EXERCISE —
If a line of the listing contains the string "following", return that line.

════════════════

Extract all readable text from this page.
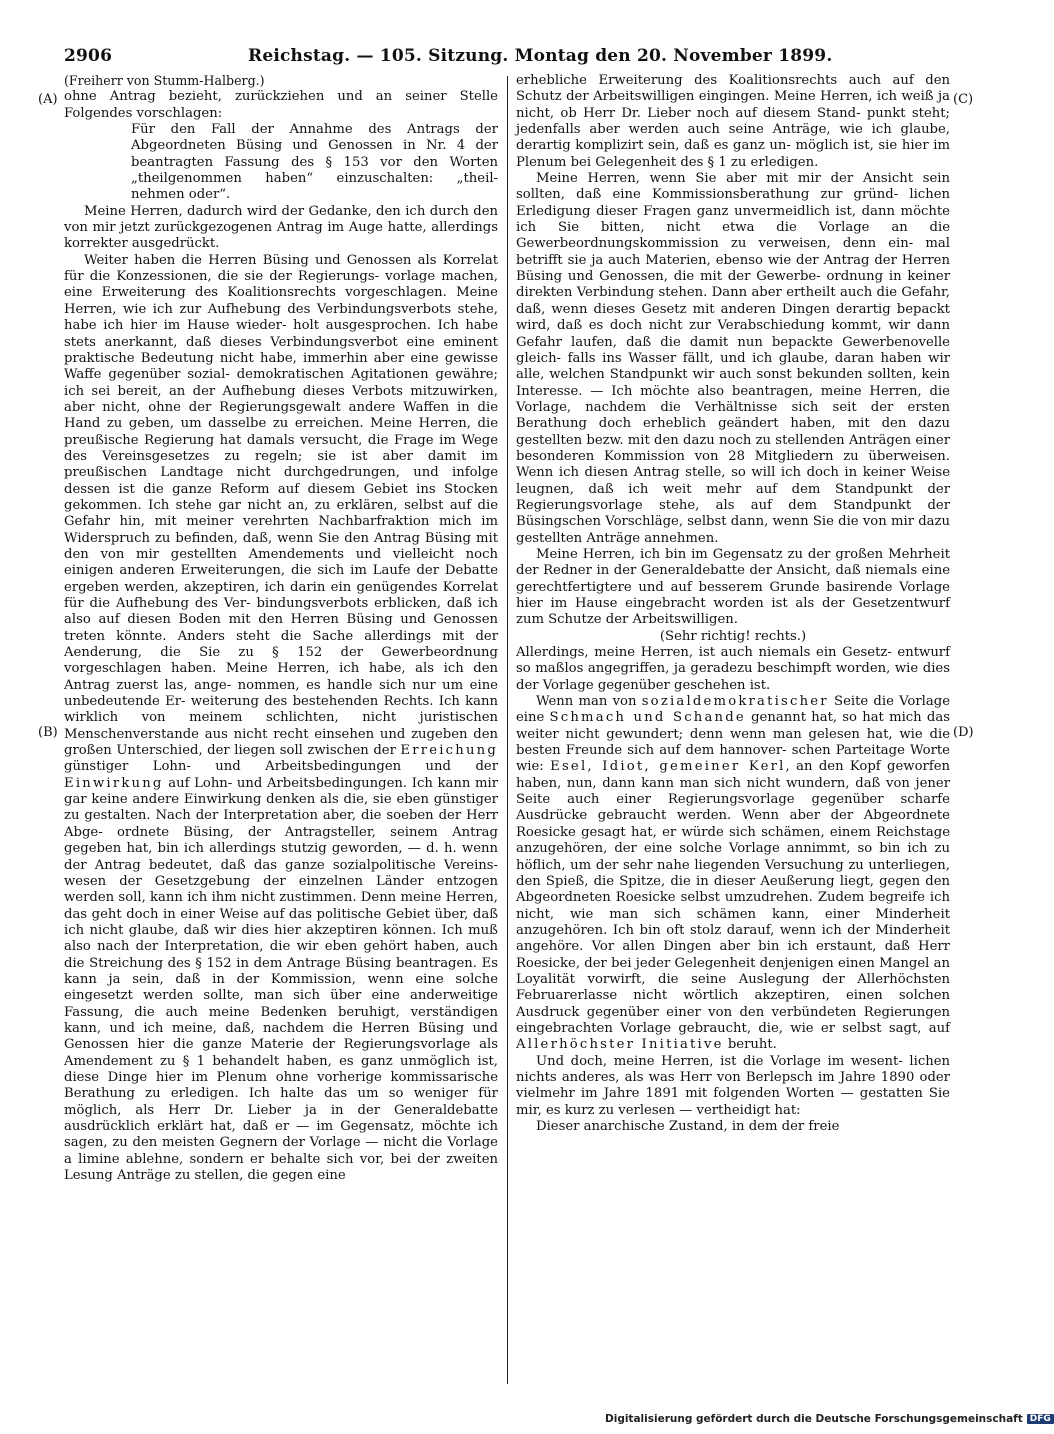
2906	Reichstag. — 105. Sitzung. Montag den 20. November 1899.
(A)
(B)
(C)
(D)

(Freiherr von Stumm-Halberg.)

ohne Antrag bezieht, zurückziehen und an seiner Stelle Folgendes vorschlagen:

Für den Fall der Annahme des Antrags der Abgeordneten Büsing und Genossen in Nr. 4 der beantragten Fassung des § 153 vor den Worten „theilgenommen haben“ einzuschalten: „theil- nehmen oder“.

Meine Herren, dadurch wird der Gedanke, den ich durch den von mir jetzt zurückgezogenen Antrag im Auge hatte, allerdings korrekter ausgedrückt.

Weiter haben die Herren Büsing und Genossen als Korrelat für die Konzessionen, die sie der Regierungs- vorlage machen, eine Erweiterung des Koalitionsrechts vorgeschlagen. Meine Herren, wie ich zur Aufhebung des Verbindungsverbots stehe, habe ich hier im Hause wieder- holt ausgesprochen. Ich habe stets anerkannt, daß dieses Verbindungsverbot eine eminent praktische Bedeutung nicht habe, immerhin aber eine gewisse Waffe gegenüber sozial- demokratischen Agitationen gewähre; ich sei bereit, an der Aufhebung dieses Verbots mitzuwirken, aber nicht, ohne der Regierungsgewalt andere Waffen in die Hand zu geben, um dasselbe zu erreichen. Meine Herren, die preußische Regierung hat damals versucht, die Frage im Wege des Vereinsgesetzes zu regeln; sie ist aber damit im preußischen Landtage nicht durchgedrungen, und infolge dessen ist die ganze Reform auf diesem Gebiet ins Stocken gekommen. Ich stehe gar nicht an, zu erklären, selbst auf die Gefahr hin, mit meiner verehrten Nachbarfraktion mich im Widerspruch zu befinden, daß, wenn Sie den Antrag Büsing mit den von mir gestellten Amendements und vielleicht noch einigen anderen Erweiterungen, die sich im Laufe der Debatte ergeben werden, akzeptiren, ich darin ein genügendes Korrelat für die Aufhebung des Ver- bindungsverbots erblicken, daß ich also auf diesen Boden mit den Herren Büsing und Genossen treten könnte. Anders steht die Sache allerdings mit der Aenderung, die Sie zu § 152 der Gewerbeordnung vorgeschlagen haben. Meine Herren, ich habe, als ich den Antrag zuerst las, ange- nommen, es handle sich nur um eine unbedeutende Er- weiterung des bestehenden Rechts. Ich kann wirklich von meinem schlichten, nicht juristischen Menschenverstande aus nicht recht einsehen und zugeben den großen Unterschied, der liegen soll zwischen der Erreichung günstiger Lohn- und Arbeitsbedingungen und der Einwirkung auf Lohn- und Arbeitsbedingungen. Ich kann mir gar keine andere Einwirkung denken als die, sie eben günstiger zu gestalten. Nach der Interpretation aber, die soeben der Herr Abge- ordnete Büsing, der Antragsteller, seinem Antrag gegeben hat, bin ich allerdings stutzig geworden, — d. h. wenn der Antrag bedeutet, daß das ganze sozialpolitische Vereins- wesen der Gesetzgebung der einzelnen Länder entzogen werden soll, kann ich ihm nicht zustimmen. Denn meine Herren, das geht doch in einer Weise auf das politische Gebiet über, daß ich nicht glaube, daß wir dies hier akzeptiren können. Ich muß also nach der Interpretation, die wir eben gehört haben, auch die Streichung des § 152 in dem Antrage Büsing beantragen. Es kann ja sein, daß in der Kommission, wenn eine solche eingesetzt werden sollte, man sich über eine anderweitige Fassung, die auch meine Bedenken beruhigt, verständigen kann, und ich meine, daß, nachdem die Herren Büsing und Genossen hier die ganze Materie der Regierungsvorlage als Amendement zu § 1 behandelt haben, es ganz unmöglich ist, diese Dinge hier im Plenum ohne vorherige kommissarische Berathung zu erledigen. Ich halte das um so weniger für möglich, als Herr Dr. Lieber ja in der Generaldebatte ausdrücklich erklärt hat, daß er — im Gegensatz, möchte ich sagen, zu den meisten Gegnern der Vorlage — nicht die Vorlage a limine ablehne, sondern er behalte sich vor, bei der zweiten Lesung Anträge zu stellen, die gegen eine

erhebliche Erweiterung des Koalitionsrechts auch auf den Schutz der Arbeitswilligen eingingen. Meine Herren, ich weiß ja nicht, ob Herr Dr. Lieber noch auf diesem Stand- punkt steht; jedenfalls aber werden auch seine Anträge, wie ich glaube, derartig komplizirt sein, daß es ganz un- möglich ist, sie hier im Plenum bei Gelegenheit des § 1 zu erledigen.

Meine Herren, wenn Sie aber mit mir der Ansicht sein sollten, daß eine Kommissionsberathung zur gründ- lichen Erledigung dieser Fragen ganz unvermeidlich ist, dann möchte ich Sie bitten, nicht etwa die Vorlage an die Gewerbeordnungskommission zu verweisen, denn ein- mal betrifft sie ja auch Materien, ebenso wie der Antrag der Herren Büsing und Genossen, die mit der Gewerbe- ordnung in keiner direkten Verbindung stehen. Dann aber ertheilt auch die Gefahr, daß, wenn dieses Gesetz mit anderen Dingen derartig bepackt wird, daß es doch nicht zur Verabschiedung kommt, wir dann Gefahr laufen, daß die damit nun bepackte Gewerbenovelle gleich- falls ins Wasser fällt, und ich glaube, daran haben wir alle, welchen Standpunkt wir auch sonst bekunden sollten, kein Interesse. — Ich möchte also beantragen, meine Herren, die Vorlage, nachdem die Verhältnisse sich seit der ersten Berathung doch erheblich geändert haben, mit den dazu gestellten bezw. mit den dazu noch zu stellenden Anträgen einer besonderen Kommission von 28 Mitgliedern zu überweisen. Wenn ich diesen Antrag stelle, so will ich doch in keiner Weise leugnen, daß ich weit mehr auf dem Standpunkt der Regierungsvorlage stehe, als auf dem Standpunkt der Büsingschen Vorschläge, selbst dann, wenn Sie die von mir dazu gestellten Anträge annehmen.

Meine Herren, ich bin im Gegensatz zu der großen Mehrheit der Redner in der Generaldebatte der Ansicht, daß niemals eine gerechtfertigtere und auf besserem Grunde basirende Vorlage hier im Hause eingebracht worden ist als der Gesetzentwurf zum Schutze der Arbeitswilligen.

(Sehr richtig! rechts.)

Allerdings, meine Herren, ist auch niemals ein Gesetz- entwurf so maßlos angegriffen, ja geradezu beschimpft worden, wie dies der Vorlage gegenüber geschehen ist.

Wenn man von sozialdemokratischer Seite die Vorlage eine Schmach und Schande genannt hat, so hat mich das weiter nicht gewundert; denn wenn man gelesen hat, wie die besten Freunde sich auf dem hannover- schen Parteitage Worte wie: Esel, Idiot, gemeiner Kerl, an den Kopf geworfen haben, nun, dann kann man sich nicht wundern, daß von jener Seite auch einer Regierungsvorlage gegenüber scharfe Ausdrücke gebraucht werden. Wenn aber der Abgeordnete Roesicke gesagt hat, er würde sich schämen, einem Reichstage anzugehören, der eine solche Vorlage annimmt, so bin ich zu höflich, um der sehr nahe liegenden Versuchung zu unterliegen, den Spieß, die Spitze, die in dieser Aeußerung liegt, gegen den Abgeordneten Roesicke selbst umzudrehen. Zudem begreife ich nicht, wie man sich schämen kann, einer Minderheit anzugehören. Ich bin oft stolz darauf, wenn ich der Minderheit angehöre. Vor allen Dingen aber bin ich erstaunt, daß Herr Roesicke, der bei jeder Gelegenheit denjenigen einen Mangel an Loyalität vorwirft, die seine Auslegung der Allerhöchsten Februarerlasse nicht wörtlich akzeptiren, einen solchen Ausdruck gegenüber einer von den verbündeten Regierungen eingebrachten Vorlage gebraucht, die, wie er selbst sagt, auf Allerhöchster Initiative beruht.

Und doch, meine Herren, ist die Vorlage im wesent- lichen nichts anderes, als was Herr von Berlepsch im Jahre 1890 oder vielmehr im Jahre 1891 mit folgenden Worten — gestatten Sie mir, es kurz zu verlesen — vertheidigt hat:

Dieser anarchische Zustand, in dem der freie

Digitalisierung gefördert durch die Deutsche Forschungsgemeinschaft DFG
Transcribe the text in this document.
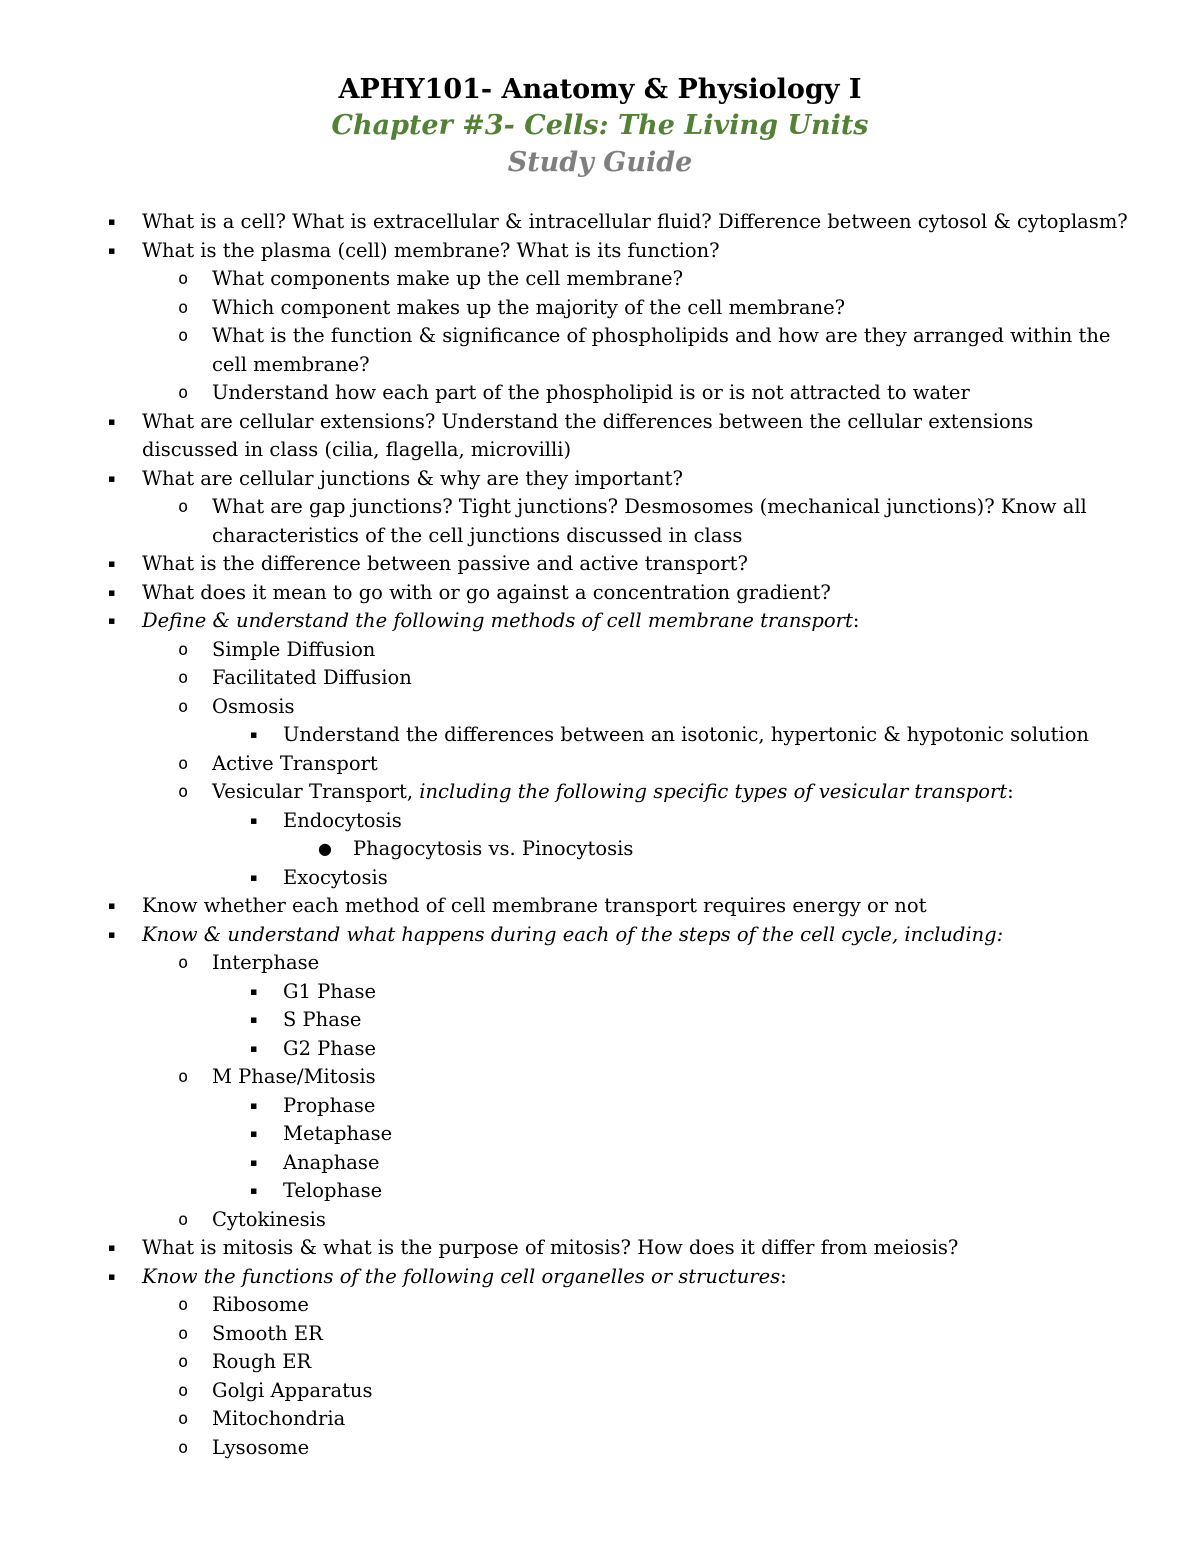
APHY101- Anatomy & Physiology I

Chapter #3- Cells: The Living Units

Study Guide

▪	What is a cell? What is extracellular & intracellular fluid? Difference between cytosol & cytoplasm?
▪	What is the plasma (cell) membrane? What is its function?
o	What components make up the cell membrane?
o	Which component makes up the majority of the cell membrane?
o	What is the function & significance of phospholipids and how are they arranged within the
cell membrane?
o	Understand how each part of the phospholipid is or is not attracted to water
▪	What are cellular extensions? Understand the differences between the cellular extensions
discussed in class (cilia, flagella, microvilli)
▪	What are cellular junctions & why are they important?
o	What are gap junctions? Tight junctions? Desmosomes (mechanical junctions)? Know all
characteristics of the cell junctions discussed in class
▪	What is the difference between passive and active transport?
▪	What does it mean to go with or go against a concentration gradient?
▪	Define & understand the following methods of cell membrane transport:
o	Simple Diffusion
o	Facilitated Diffusion
o	Osmosis
▪	Understand the differences between an isotonic, hypertonic & hypotonic solution
o	Active Transport
o	Vesicular Transport, including the following specific types of vesicular transport:
▪	Endocytosis
●	Phagocytosis vs. Pinocytosis
▪	Exocytosis
▪	Know whether each method of cell membrane transport requires energy or not
▪	Know & understand what happens during each of the steps of the cell cycle, including:
o	Interphase
▪	G1 Phase
▪	S Phase
▪	G2 Phase
o	M Phase/Mitosis
▪	Prophase
▪	Metaphase
▪	Anaphase
▪	Telophase
o	Cytokinesis
▪	What is mitosis & what is the purpose of mitosis? How does it differ from meiosis?
▪	Know the functions of the following cell organelles or structures:
o	Ribosome
o	Smooth ER
o	Rough ER
o	Golgi Apparatus
o	Mitochondria
o	Lysosome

════════════════

EXERCISE RESPONSE —
▪	Define & understand the following methods of cell membrane transport:
o	Vesicular Transport, including the following specific types of vesicular transport:
▪	Know the functions of the following cell organelles or structures:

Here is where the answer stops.